§ **INFORMATION SUPPLIED**
(begin)
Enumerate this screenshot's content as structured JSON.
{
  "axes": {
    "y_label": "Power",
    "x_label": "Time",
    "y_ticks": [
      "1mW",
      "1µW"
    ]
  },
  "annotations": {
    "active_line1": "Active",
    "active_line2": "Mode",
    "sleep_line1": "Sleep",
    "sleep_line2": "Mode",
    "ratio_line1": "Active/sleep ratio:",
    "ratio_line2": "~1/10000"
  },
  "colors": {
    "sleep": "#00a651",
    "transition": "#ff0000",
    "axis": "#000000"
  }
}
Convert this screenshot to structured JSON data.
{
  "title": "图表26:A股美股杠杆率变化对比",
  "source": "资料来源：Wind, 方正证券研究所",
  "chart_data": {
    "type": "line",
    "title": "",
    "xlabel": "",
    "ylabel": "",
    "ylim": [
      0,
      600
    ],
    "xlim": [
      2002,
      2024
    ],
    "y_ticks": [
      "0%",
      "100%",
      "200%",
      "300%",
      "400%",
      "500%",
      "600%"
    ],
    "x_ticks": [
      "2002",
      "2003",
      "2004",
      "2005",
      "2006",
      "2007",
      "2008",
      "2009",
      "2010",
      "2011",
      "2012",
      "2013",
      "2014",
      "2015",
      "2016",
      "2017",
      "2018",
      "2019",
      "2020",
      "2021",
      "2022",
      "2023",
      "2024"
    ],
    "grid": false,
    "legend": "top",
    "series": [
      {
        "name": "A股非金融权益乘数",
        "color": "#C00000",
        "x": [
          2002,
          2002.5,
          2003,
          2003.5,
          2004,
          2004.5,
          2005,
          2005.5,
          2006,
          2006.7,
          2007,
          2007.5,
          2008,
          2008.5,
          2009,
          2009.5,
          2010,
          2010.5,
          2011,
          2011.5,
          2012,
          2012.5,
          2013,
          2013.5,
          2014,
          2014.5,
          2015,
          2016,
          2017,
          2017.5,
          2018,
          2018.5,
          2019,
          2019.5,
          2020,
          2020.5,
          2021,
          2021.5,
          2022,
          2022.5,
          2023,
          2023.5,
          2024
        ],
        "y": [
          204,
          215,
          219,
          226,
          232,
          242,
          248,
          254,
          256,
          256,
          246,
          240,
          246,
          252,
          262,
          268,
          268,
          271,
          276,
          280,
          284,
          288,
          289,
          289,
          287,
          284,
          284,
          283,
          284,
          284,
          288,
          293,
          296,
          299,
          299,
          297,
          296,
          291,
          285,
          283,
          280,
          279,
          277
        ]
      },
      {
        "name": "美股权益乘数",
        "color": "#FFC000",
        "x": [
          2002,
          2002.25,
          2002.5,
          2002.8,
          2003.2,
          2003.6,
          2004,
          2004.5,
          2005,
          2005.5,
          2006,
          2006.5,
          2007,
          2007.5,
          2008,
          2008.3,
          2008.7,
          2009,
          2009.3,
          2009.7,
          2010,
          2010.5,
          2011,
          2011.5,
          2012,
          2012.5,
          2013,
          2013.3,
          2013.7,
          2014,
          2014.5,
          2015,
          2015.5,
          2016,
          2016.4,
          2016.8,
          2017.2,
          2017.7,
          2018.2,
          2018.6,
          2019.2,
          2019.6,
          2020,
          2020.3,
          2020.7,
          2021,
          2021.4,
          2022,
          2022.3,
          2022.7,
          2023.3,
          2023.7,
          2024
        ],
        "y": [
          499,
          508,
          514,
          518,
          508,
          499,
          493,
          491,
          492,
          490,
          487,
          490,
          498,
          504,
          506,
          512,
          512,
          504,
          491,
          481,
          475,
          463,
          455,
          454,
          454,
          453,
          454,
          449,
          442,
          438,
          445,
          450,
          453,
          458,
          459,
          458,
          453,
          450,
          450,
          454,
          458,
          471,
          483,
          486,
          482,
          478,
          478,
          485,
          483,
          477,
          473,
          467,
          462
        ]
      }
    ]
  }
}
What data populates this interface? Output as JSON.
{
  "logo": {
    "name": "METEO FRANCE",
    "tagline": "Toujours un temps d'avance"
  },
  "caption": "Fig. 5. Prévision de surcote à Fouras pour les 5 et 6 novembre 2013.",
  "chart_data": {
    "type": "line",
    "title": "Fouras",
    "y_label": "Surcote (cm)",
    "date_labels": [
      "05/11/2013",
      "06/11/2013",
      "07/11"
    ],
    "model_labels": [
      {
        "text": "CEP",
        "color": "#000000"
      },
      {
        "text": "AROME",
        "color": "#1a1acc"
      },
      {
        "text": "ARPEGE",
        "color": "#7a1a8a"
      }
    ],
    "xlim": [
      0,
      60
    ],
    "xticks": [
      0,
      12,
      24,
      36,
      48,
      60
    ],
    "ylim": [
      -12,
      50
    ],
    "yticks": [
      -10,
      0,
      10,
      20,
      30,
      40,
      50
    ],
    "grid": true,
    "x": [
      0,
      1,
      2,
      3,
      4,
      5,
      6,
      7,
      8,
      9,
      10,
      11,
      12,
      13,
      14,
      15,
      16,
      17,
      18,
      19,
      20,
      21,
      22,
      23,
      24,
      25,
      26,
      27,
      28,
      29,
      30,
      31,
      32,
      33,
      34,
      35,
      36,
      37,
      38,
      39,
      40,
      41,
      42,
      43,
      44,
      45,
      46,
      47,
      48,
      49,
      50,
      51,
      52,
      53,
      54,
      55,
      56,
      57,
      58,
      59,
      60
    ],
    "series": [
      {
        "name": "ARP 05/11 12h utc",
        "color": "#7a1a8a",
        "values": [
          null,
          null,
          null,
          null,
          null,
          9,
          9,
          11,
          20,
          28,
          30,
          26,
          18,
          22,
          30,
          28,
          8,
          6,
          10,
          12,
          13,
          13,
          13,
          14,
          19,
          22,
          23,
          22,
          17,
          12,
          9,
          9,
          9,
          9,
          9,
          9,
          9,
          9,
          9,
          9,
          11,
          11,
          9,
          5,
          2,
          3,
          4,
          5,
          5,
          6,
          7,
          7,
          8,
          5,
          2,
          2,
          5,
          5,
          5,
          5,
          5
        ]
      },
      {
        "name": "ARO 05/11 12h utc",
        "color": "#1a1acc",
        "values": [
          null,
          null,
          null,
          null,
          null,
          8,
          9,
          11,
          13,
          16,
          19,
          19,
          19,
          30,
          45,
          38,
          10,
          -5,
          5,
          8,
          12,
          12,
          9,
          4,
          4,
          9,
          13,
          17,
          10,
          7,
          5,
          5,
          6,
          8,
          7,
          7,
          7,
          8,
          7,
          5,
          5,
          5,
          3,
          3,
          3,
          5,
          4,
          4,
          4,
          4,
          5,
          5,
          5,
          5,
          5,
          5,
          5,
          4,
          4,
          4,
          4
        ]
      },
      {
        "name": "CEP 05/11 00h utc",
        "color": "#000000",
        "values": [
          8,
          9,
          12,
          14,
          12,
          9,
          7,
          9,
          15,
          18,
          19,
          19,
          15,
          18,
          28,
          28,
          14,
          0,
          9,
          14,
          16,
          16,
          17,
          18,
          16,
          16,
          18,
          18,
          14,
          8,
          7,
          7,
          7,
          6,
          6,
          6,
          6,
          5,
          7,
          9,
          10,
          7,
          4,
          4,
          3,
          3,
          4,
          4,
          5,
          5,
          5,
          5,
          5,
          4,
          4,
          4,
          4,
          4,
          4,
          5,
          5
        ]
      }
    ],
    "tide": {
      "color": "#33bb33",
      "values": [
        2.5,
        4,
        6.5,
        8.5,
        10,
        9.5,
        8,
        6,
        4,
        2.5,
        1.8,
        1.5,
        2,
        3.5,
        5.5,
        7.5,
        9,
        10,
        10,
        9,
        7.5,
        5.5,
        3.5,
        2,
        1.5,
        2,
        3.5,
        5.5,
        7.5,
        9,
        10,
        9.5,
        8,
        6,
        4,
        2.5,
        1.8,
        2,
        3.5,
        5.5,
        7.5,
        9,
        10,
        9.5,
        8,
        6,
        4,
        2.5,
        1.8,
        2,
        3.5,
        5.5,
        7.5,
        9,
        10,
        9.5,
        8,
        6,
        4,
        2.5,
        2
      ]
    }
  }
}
(end)
§ **GOAL**
Gather from the entries above all lines that include the string "screenshot".

§ **FINISHED TASK**
Enumerate this screenshot's content as structured JSON.
Convert this screenshot to structured JSON data.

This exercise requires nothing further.